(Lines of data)
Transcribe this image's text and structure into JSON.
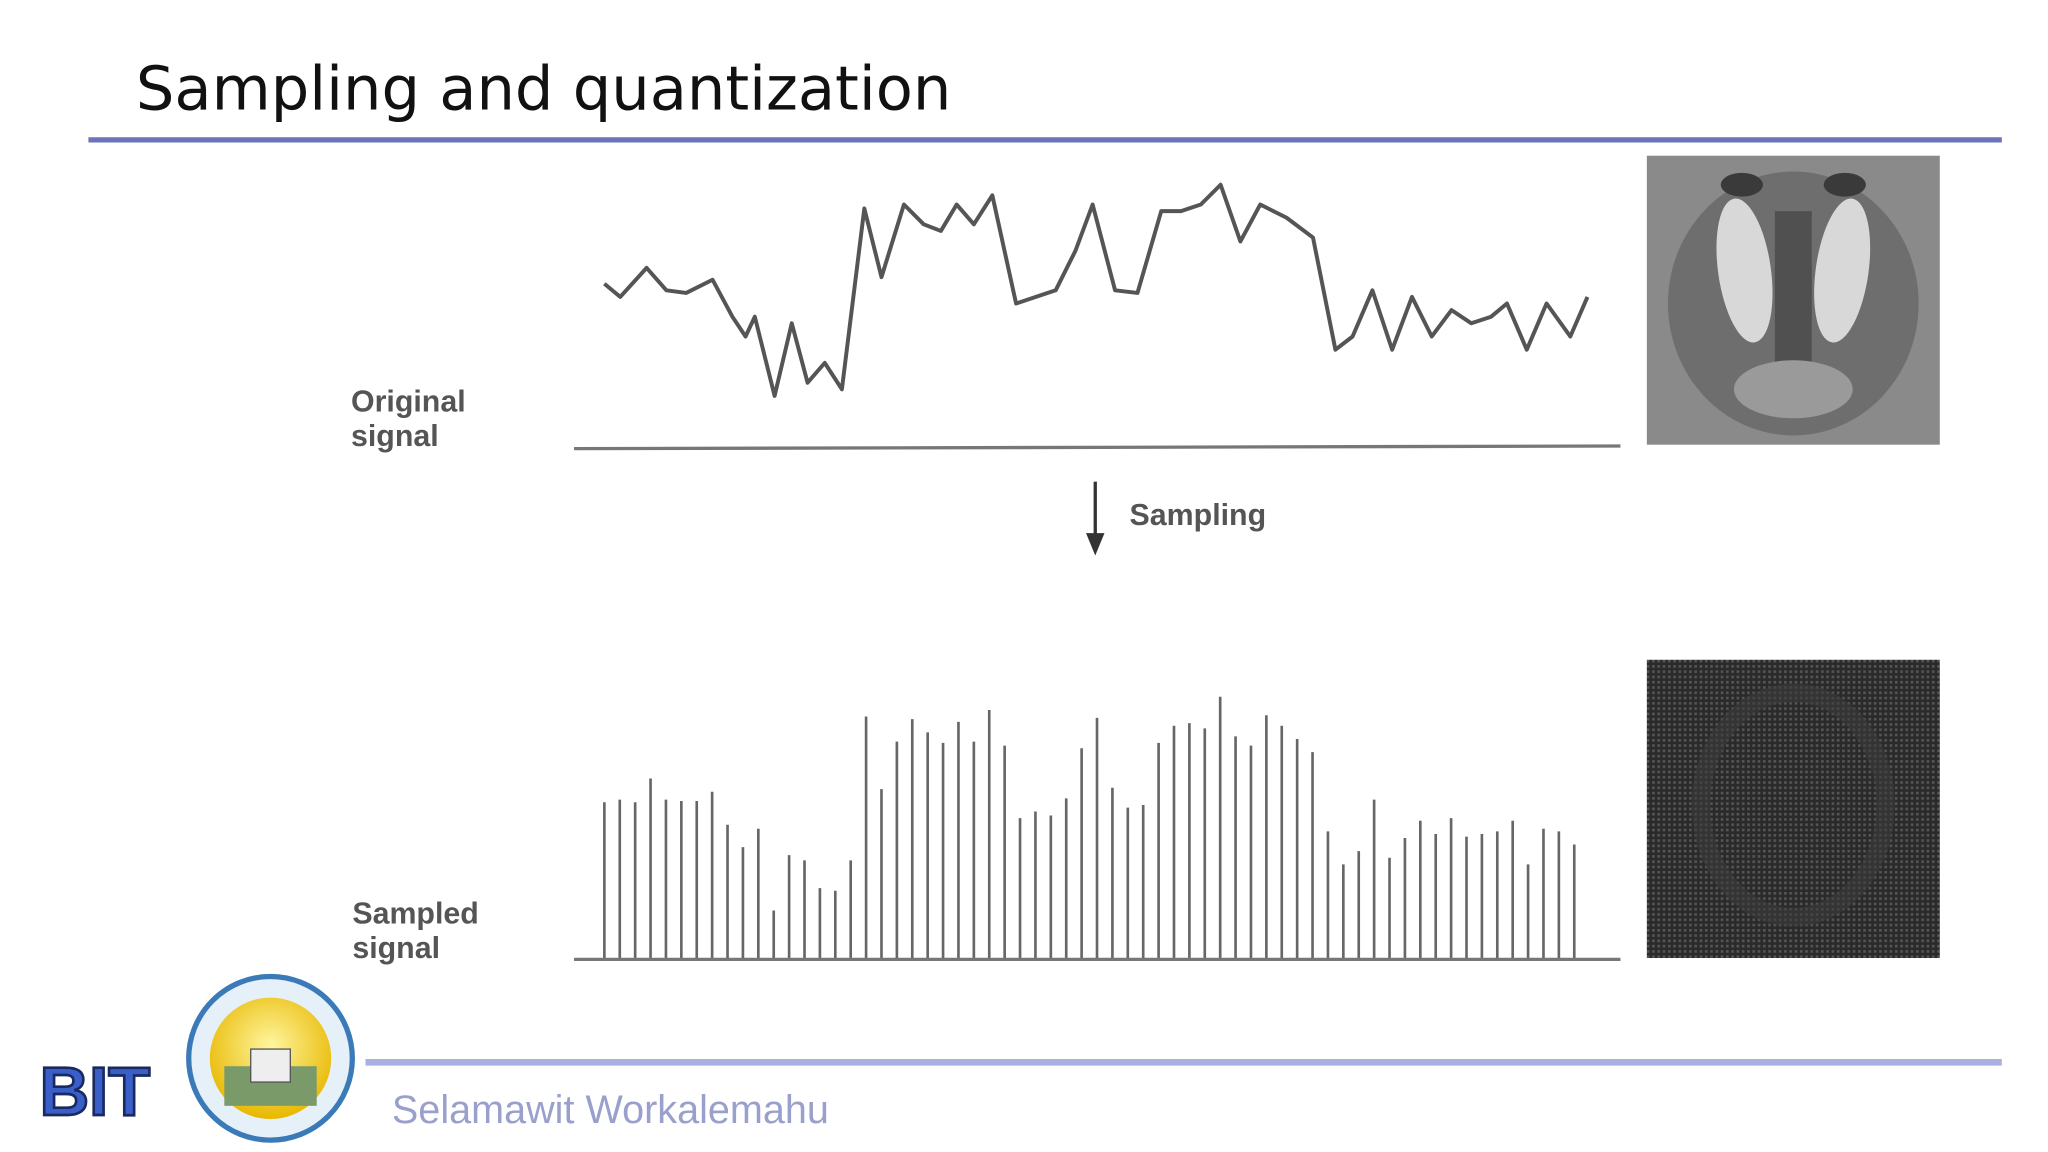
{
  "header": {
    "title": "Sampling and quantization"
  },
  "figure": {
    "original_label": [
      "Original",
      "signal"
    ],
    "sampled_label": [
      "Sampled",
      "signal"
    ],
    "arrow_label": "Sampling"
  },
  "footer": {
    "logo_text": "BIT",
    "author": "Selamawit Workalemahu"
  }
}
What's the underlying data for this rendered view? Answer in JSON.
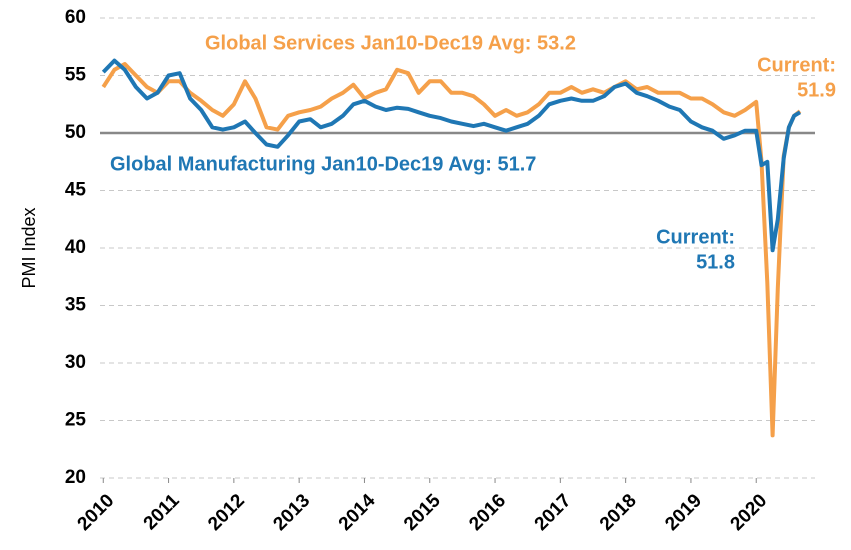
{
  "chart_data": {
    "type": "line",
    "y_label": "PMI Index",
    "xlim": [
      2009.95,
      2020.9
    ],
    "xticks": [
      2010,
      2011,
      2012,
      2013,
      2014,
      2015,
      2016,
      2017,
      2018,
      2019,
      2020
    ],
    "ylim": [
      20,
      60
    ],
    "yticks": [
      20,
      25,
      30,
      35,
      40,
      45,
      50,
      55,
      60
    ],
    "grid": true,
    "reference_line": 50,
    "x": [
      2010.0,
      2010.17,
      2010.33,
      2010.5,
      2010.67,
      2010.83,
      2011.0,
      2011.17,
      2011.33,
      2011.5,
      2011.67,
      2011.83,
      2012.0,
      2012.17,
      2012.33,
      2012.5,
      2012.67,
      2012.83,
      2013.0,
      2013.17,
      2013.33,
      2013.5,
      2013.67,
      2013.83,
      2014.0,
      2014.17,
      2014.33,
      2014.5,
      2014.67,
      2014.83,
      2015.0,
      2015.17,
      2015.33,
      2015.5,
      2015.67,
      2015.83,
      2016.0,
      2016.17,
      2016.33,
      2016.5,
      2016.67,
      2016.83,
      2017.0,
      2017.17,
      2017.33,
      2017.5,
      2017.67,
      2017.83,
      2018.0,
      2018.17,
      2018.33,
      2018.5,
      2018.67,
      2018.83,
      2019.0,
      2019.17,
      2019.33,
      2019.5,
      2019.67,
      2019.83,
      2020.0,
      2020.08,
      2020.17,
      2020.25,
      2020.33,
      2020.42,
      2020.5,
      2020.58,
      2020.67
    ],
    "series": [
      {
        "name": "Global Manufacturing",
        "color": "#1f77b4",
        "values": [
          55.3,
          56.3,
          55.5,
          54,
          53,
          53.5,
          55,
          55.2,
          53,
          52,
          50.5,
          50.3,
          50.5,
          51,
          50,
          49,
          48.8,
          49.8,
          51,
          51.2,
          50.5,
          50.8,
          51.5,
          52.5,
          52.8,
          52.3,
          52,
          52.2,
          52.1,
          51.8,
          51.5,
          51.3,
          51,
          50.8,
          50.6,
          50.8,
          50.5,
          50.2,
          50.5,
          50.8,
          51.5,
          52.5,
          52.8,
          53,
          52.8,
          52.8,
          53.2,
          54,
          54.3,
          53.5,
          53.2,
          52.8,
          52.3,
          52,
          51,
          50.5,
          50.2,
          49.5,
          49.8,
          50.2,
          50.2,
          47.2,
          47.5,
          39.8,
          42.5,
          47.8,
          50.5,
          51.5,
          51.8
        ]
      },
      {
        "name": "Global Services",
        "color": "#f5a04a",
        "values": [
          54,
          55.5,
          56,
          55,
          54,
          53.5,
          54.5,
          54.5,
          53.5,
          52.8,
          52,
          51.5,
          52.5,
          54.5,
          53,
          50.5,
          50.3,
          51.5,
          51.8,
          52,
          52.3,
          53,
          53.5,
          54.2,
          53,
          53.5,
          53.8,
          55.5,
          55.2,
          53.5,
          54.5,
          54.5,
          53.5,
          53.5,
          53.2,
          52.5,
          51.5,
          52,
          51.5,
          51.8,
          52.5,
          53.5,
          53.5,
          54,
          53.5,
          53.8,
          53.5,
          54,
          54.5,
          53.8,
          54,
          53.5,
          53.5,
          53.5,
          53,
          53,
          52.5,
          51.8,
          51.5,
          52,
          52.7,
          47.5,
          37,
          23.7,
          36.5,
          48,
          50.5,
          51.5,
          51.9
        ]
      }
    ],
    "annotations": [
      {
        "text": "Global Services Jan10-Dec19  Avg: 53.2",
        "series": 1
      },
      {
        "text": "Global Manufacturing  Jan10-Dec19  Avg: 51.7",
        "series": 0
      },
      {
        "text": "Current:",
        "series": 1
      },
      {
        "text": "51.9",
        "series": 1
      },
      {
        "text": "Current:",
        "series": 0
      },
      {
        "text": "51.8",
        "series": 0
      }
    ]
  }
}
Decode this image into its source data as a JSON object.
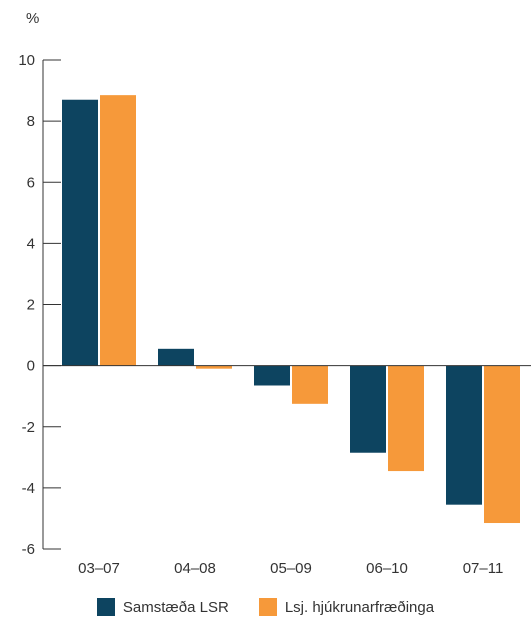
{
  "chart_data": {
    "type": "bar",
    "unit": "%",
    "categories": [
      "03–07",
      "04–08",
      "05–09",
      "06–10",
      "07–11"
    ],
    "series": [
      {
        "name": "Samstæða LSR",
        "color": "#0d4460",
        "values": [
          8.7,
          0.55,
          -0.65,
          -2.85,
          -4.55
        ]
      },
      {
        "name": "Lsj. hjúkrunarfræðinga",
        "color": "#f6993a",
        "values": [
          8.85,
          -0.1,
          -1.25,
          -3.45,
          -5.15
        ]
      }
    ],
    "ylim": [
      -6,
      10
    ],
    "yticks": [
      "10",
      "8",
      "6",
      "4",
      "2",
      "0",
      "-2",
      "-4",
      "-6"
    ],
    "ytick_values": [
      10,
      8,
      6,
      4,
      2,
      0,
      -2,
      -4,
      -6
    ],
    "grid": false,
    "legend_position": "bottom-center"
  }
}
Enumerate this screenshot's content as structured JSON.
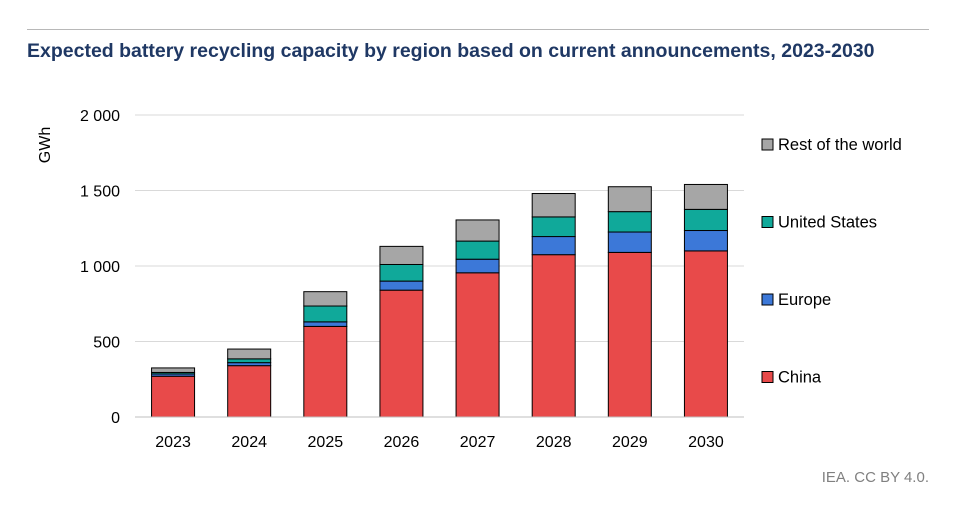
{
  "header": {
    "title": "Expected battery recycling capacity by region based on current announcements, 2023-2030"
  },
  "footer": {
    "credit": "IEA. CC BY 4.0."
  },
  "chart_data": {
    "type": "bar",
    "stacked": true,
    "title": "Expected battery recycling capacity by region based on current announcements, 2023-2030",
    "xlabel": "",
    "ylabel": "GWh",
    "ylim": [
      0,
      2000
    ],
    "yticks": [
      0,
      500,
      1000,
      1500,
      2000
    ],
    "ytick_labels": [
      "0",
      "500",
      "1 000",
      "1 500",
      "2 000"
    ],
    "grid": true,
    "legend_position": "right",
    "categories": [
      "2023",
      "2024",
      "2025",
      "2026",
      "2027",
      "2028",
      "2029",
      "2030"
    ],
    "series": [
      {
        "name": "China",
        "color": "#e84a4a",
        "values": [
          270,
          340,
          600,
          840,
          955,
          1075,
          1090,
          1100
        ]
      },
      {
        "name": "Europe",
        "color": "#3c78d8",
        "values": [
          15,
          20,
          30,
          60,
          90,
          120,
          135,
          135
        ]
      },
      {
        "name": "United States",
        "color": "#10a99a",
        "values": [
          10,
          25,
          105,
          110,
          120,
          130,
          135,
          140
        ]
      },
      {
        "name": "Rest of the world",
        "color": "#a6a6a6",
        "values": [
          30,
          65,
          95,
          120,
          140,
          155,
          165,
          165
        ]
      }
    ],
    "legend_order": [
      "Rest of the world",
      "United States",
      "Europe",
      "China"
    ]
  }
}
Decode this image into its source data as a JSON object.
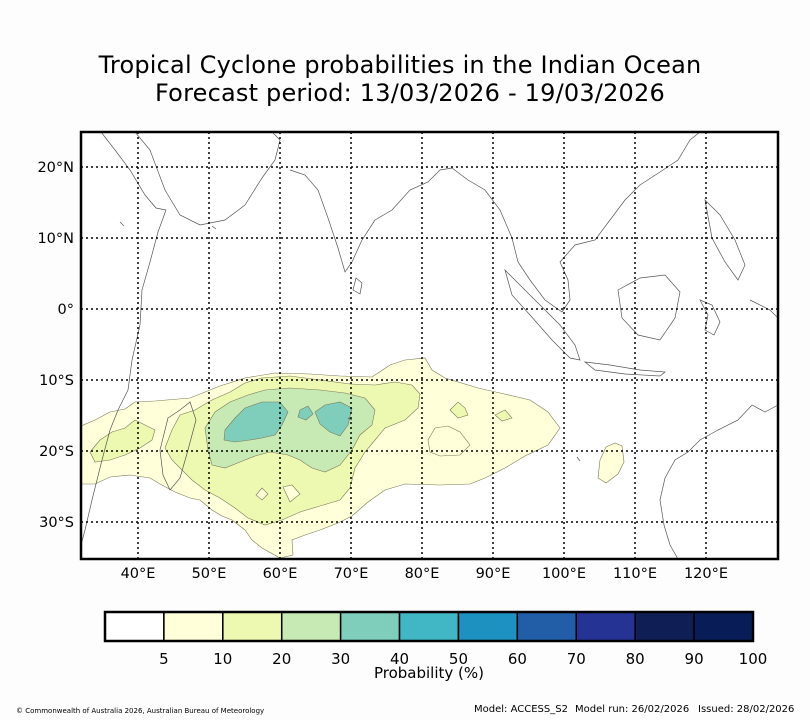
{
  "title": {
    "line1": "Tropical Cyclone probabilities in the Indian Ocean",
    "line2": "Forecast period: 13/03/2026 - 19/03/2026"
  },
  "map": {
    "lon_range": [
      32,
      130
    ],
    "lat_range": [
      -35,
      25
    ],
    "lon_ticks": [
      40,
      50,
      60,
      70,
      80,
      90,
      100,
      110,
      120
    ],
    "lat_ticks": [
      20,
      10,
      0,
      -10,
      -20,
      -30
    ],
    "lon_labels": [
      "40°E",
      "50°E",
      "60°E",
      "70°E",
      "80°E",
      "90°E",
      "100°E",
      "110°E",
      "120°E"
    ],
    "lat_labels": [
      "20°N",
      "10°N",
      "0°",
      "10°S",
      "20°S",
      "30°S"
    ]
  },
  "colorbar": {
    "label": "Probability (%)",
    "ticks": [
      "5",
      "10",
      "20",
      "30",
      "40",
      "50",
      "60",
      "70",
      "80",
      "90",
      "100"
    ],
    "colors": [
      "#ffffff",
      "#ffffd9",
      "#edf8b1",
      "#c7e9b4",
      "#7fcdbb",
      "#41b6c4",
      "#1d91c0",
      "#225ea8",
      "#253494",
      "#0f1f55",
      "#081d58"
    ]
  },
  "footer": {
    "copyright": "© Commonwealth of Australia 2026, Australian Bureau of Meteorology",
    "model": "Model: ACCESS_S2",
    "model_run": "Model run: 26/02/2026",
    "issued": "Issued: 28/02/2026"
  },
  "chart_data": {
    "type": "contour-map",
    "variable": "Tropical cyclone probability (%)",
    "levels": [
      5,
      10,
      20,
      30,
      40
    ],
    "regions": [
      {
        "level": 5,
        "lon": [
          32,
          110
        ],
        "lat": [
          -35,
          -7
        ]
      },
      {
        "level": 10,
        "lon": [
          38,
          87
        ],
        "lat": [
          -32,
          -10
        ]
      },
      {
        "level": 20,
        "lon": [
          48,
          73
        ],
        "lat": [
          -24,
          -12
        ]
      },
      {
        "level": 30,
        "lon": [
          51,
          68
        ],
        "lat": [
          -19,
          -14
        ]
      }
    ]
  }
}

__AIM__. Out of the material above, gather each line where "Model" appears.

__OUTPUT OF THE TASK__.
    "model": "Model: ACCESS_S2",
    "model_run": "Model run: 26/02/2026",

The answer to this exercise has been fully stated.